**AIM**
Could you print all the entries exactly?
=== EXTRACTED DATA ===
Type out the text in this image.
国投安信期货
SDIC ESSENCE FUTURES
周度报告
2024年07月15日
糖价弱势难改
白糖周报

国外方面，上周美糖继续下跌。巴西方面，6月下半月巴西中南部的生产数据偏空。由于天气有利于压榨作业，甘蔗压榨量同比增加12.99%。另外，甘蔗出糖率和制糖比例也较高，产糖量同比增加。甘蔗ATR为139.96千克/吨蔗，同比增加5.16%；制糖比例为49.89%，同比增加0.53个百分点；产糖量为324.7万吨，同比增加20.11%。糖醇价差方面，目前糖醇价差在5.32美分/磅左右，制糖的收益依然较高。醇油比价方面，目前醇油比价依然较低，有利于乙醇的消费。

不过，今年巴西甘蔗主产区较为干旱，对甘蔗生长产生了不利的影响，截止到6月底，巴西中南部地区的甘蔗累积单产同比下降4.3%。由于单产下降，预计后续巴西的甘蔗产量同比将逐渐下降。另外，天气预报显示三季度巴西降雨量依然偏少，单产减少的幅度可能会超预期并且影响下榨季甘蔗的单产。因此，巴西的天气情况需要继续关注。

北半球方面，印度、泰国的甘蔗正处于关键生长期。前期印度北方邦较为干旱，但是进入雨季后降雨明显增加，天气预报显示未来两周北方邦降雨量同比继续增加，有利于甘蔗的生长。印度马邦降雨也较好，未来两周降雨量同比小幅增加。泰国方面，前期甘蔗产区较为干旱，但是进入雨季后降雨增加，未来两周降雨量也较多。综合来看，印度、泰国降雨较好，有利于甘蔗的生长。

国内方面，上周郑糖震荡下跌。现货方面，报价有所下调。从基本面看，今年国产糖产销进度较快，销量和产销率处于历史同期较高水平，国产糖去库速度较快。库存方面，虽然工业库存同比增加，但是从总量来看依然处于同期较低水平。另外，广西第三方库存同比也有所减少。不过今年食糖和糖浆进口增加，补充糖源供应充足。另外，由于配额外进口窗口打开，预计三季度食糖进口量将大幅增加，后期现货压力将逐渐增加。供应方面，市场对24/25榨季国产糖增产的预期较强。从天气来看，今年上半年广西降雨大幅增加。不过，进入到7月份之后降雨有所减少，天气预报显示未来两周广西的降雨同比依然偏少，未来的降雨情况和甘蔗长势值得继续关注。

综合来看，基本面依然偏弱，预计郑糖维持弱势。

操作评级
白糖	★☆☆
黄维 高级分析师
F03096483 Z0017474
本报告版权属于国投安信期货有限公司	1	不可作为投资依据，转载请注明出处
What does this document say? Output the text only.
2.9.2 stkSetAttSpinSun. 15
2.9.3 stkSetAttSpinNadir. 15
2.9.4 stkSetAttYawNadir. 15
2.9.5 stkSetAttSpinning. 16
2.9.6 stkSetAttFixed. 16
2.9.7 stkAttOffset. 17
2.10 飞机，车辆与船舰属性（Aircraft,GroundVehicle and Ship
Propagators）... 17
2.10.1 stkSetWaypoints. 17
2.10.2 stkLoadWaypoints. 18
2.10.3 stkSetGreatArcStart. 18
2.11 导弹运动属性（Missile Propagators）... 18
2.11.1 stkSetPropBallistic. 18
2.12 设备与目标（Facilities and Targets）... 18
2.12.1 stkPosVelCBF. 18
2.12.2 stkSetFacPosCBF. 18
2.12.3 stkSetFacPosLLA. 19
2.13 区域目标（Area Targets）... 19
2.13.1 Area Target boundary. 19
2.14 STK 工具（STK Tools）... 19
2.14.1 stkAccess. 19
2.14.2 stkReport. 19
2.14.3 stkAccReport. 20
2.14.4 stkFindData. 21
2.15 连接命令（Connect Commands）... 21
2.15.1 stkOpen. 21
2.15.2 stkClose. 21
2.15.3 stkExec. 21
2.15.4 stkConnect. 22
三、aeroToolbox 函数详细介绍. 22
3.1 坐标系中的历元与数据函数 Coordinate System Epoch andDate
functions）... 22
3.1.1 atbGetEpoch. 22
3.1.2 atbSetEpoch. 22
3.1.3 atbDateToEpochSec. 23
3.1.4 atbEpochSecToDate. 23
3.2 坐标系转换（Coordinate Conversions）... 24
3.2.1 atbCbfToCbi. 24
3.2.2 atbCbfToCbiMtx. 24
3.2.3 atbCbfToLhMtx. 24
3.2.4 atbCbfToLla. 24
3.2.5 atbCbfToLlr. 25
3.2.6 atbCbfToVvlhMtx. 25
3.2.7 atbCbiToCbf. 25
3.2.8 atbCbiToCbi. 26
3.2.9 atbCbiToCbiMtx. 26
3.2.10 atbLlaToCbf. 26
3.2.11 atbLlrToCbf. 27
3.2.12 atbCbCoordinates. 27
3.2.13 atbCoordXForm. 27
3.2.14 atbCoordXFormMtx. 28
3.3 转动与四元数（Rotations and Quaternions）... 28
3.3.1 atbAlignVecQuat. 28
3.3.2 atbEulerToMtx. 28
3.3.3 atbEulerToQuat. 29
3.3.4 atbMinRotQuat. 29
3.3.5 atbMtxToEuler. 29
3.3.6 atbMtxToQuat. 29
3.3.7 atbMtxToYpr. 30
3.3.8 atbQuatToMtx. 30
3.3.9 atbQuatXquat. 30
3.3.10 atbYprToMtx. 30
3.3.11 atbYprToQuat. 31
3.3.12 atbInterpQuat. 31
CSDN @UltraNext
===
**THE RESULT**
Type out the text in this image.
国投安信期货
SDIC ESSENCE FUTURES
周度报告
2024年07月15日
糖价弱势难改
白糖周报

国外方面，上周美糖继续下跌。巴西方面，6月下半月巴西中南部的生产数据偏空。由于天气有利于压榨作业，甘蔗压榨量同比增加12.99%。另外，甘蔗出糖率和制糖比例也较高，产糖量同比增加。甘蔗ATR为139.96千克/吨蔗，同比增加5.16%；制糖比例为49.89%，同比增加0.53个百分点；产糖量为324.7万吨，同比增加20.11%。糖醇价差方面，目前糖醇价差在5.32美分/磅左右，制糖的收益依然较高。醇油比价方面，目前醇油比价依然较低，有利于乙醇的消费。

不过，今年巴西甘蔗主产区较为干旱，对甘蔗生长产生了不利的影响，截止到6月底，巴西中南部地区的甘蔗累积单产同比下降4.3%。由于单产下降，预计后续巴西的甘蔗产量同比将逐渐下降。另外，天气预报显示三季度巴西降雨量依然偏少，单产减少的幅度可能会超预期并且影响下榨季甘蔗的单产。因此，巴西的天气情况需要继续关注。

北半球方面，印度、泰国的甘蔗正处于关键生长期。前期印度北方邦较为干旱，但是进入雨季后降雨明显增加，天气预报显示未来两周北方邦降雨量同比继续增加，有利于甘蔗的生长。印度马邦降雨也较好，未来两周降雨量同比小幅增加。泰国方面，前期甘蔗产区较为干旱，但是进入雨季后降雨增加，未来两周降雨量也较多。综合来看，印度、泰国降雨较好，有利于甘蔗的生长。

国内方面，上周郑糖震荡下跌。现货方面，报价有所下调。从基本面看，今年国产糖产销进度较快，销量和产销率处于历史同期较高水平，国产糖去库速度较快。库存方面，虽然工业库存同比增加，但是从总量来看依然处于同期较低水平。另外，广西第三方库存同比也有所减少。不过今年食糖和糖浆进口增加，补充糖源供应充足。另外，由于配额外进口窗口打开，预计三季度食糖进口量将大幅增加，后期现货压力将逐渐增加。供应方面，市场对24/25榨季国产糖增产的预期较强。从天气来看，今年上半年广西降雨大幅增加。不过，进入到7月份之后降雨有所减少，天气预报显示未来两周广西的降雨同比依然偏少，未来的降雨情况和甘蔗长势值得继续关注。

综合来看，基本面依然偏弱，预计郑糖维持弱势。

操作评级
白糖	★☆☆
黄维 高级分析师
F03096483 Z0017474
本报告版权属于国投安信期货有限公司	1	不可作为投资依据，转载请注明出处
What does this document say? Output the text only.
2.9.2 stkSetAttSpinSun. 15
2.9.3 stkSetAttSpinNadir. 15
2.9.4 stkSetAttYawNadir. 15
2.9.5 stkSetAttSpinning. 16
2.9.6 stkSetAttFixed. 16
2.9.7 stkAttOffset. 17
2.10 飞机，车辆与船舰属性（Aircraft,GroundVehicle and Ship
Propagators）... 17
2.10.1 stkSetWaypoints. 17
2.10.2 stkLoadWaypoints. 18
2.10.3 stkSetGreatArcStart. 18
2.11 导弹运动属性（Missile Propagators）... 18
2.11.1 stkSetPropBallistic. 18
2.12 设备与目标（Facilities and Targets）... 18
2.12.1 stkPosVelCBF. 18
2.12.2 stkSetFacPosCBF. 18
2.12.3 stkSetFacPosLLA. 19
2.13 区域目标（Area Targets）... 19
2.13.1 Area Target boundary. 19
2.14 STK 工具（STK Tools）... 19
2.14.1 stkAccess. 19
2.14.2 stkReport. 19
2.14.3 stkAccReport. 20
2.14.4 stkFindData. 21
2.15 连接命令（Connect Commands）... 21
2.15.1 stkOpen. 21
2.15.2 stkClose. 21
2.15.3 stkExec. 21
2.15.4 stkConnect. 22
三、aeroToolbox 函数详细介绍. 22
3.1 坐标系中的历元与数据函数 Coordinate System Epoch andDate
functions）... 22
3.1.1 atbGetEpoch. 22
3.1.2 atbSetEpoch. 22
3.1.3 atbDateToEpochSec. 23
3.1.4 atbEpochSecToDate. 23
3.2 坐标系转换（Coordinate Conversions）... 24
3.2.1 atbCbfToCbi. 24
3.2.2 atbCbfToCbiMtx. 24
3.2.3 atbCbfToLhMtx. 24
3.2.4 atbCbfToLla. 24
3.2.5 atbCbfToLlr. 25
3.2.6 atbCbfToVvlhMtx. 25
3.2.7 atbCbiToCbf. 25
3.2.8 atbCbiToCbi. 26
3.2.9 atbCbiToCbiMtx. 26
3.2.10 atbLlaToCbf. 26
3.2.11 atbLlrToCbf. 27
3.2.12 atbCbCoordinates. 27
3.2.13 atbCoordXForm. 27
3.2.14 atbCoordXFormMtx. 28
3.3 转动与四元数（Rotations and Quaternions）... 28
3.3.1 atbAlignVecQuat. 28
3.3.2 atbEulerToMtx. 28
3.3.3 atbEulerToQuat. 29
3.3.4 atbMinRotQuat. 29
3.3.5 atbMtxToEuler. 29
3.3.6 atbMtxToQuat. 29
3.3.7 atbMtxToYpr. 30
3.3.8 atbQuatToMtx. 30
3.3.9 atbQuatXquat. 30
3.3.10 atbYprToMtx. 30
3.3.11 atbYprToQuat. 31
3.3.12 atbInterpQuat. 31
CSDN @UltraNext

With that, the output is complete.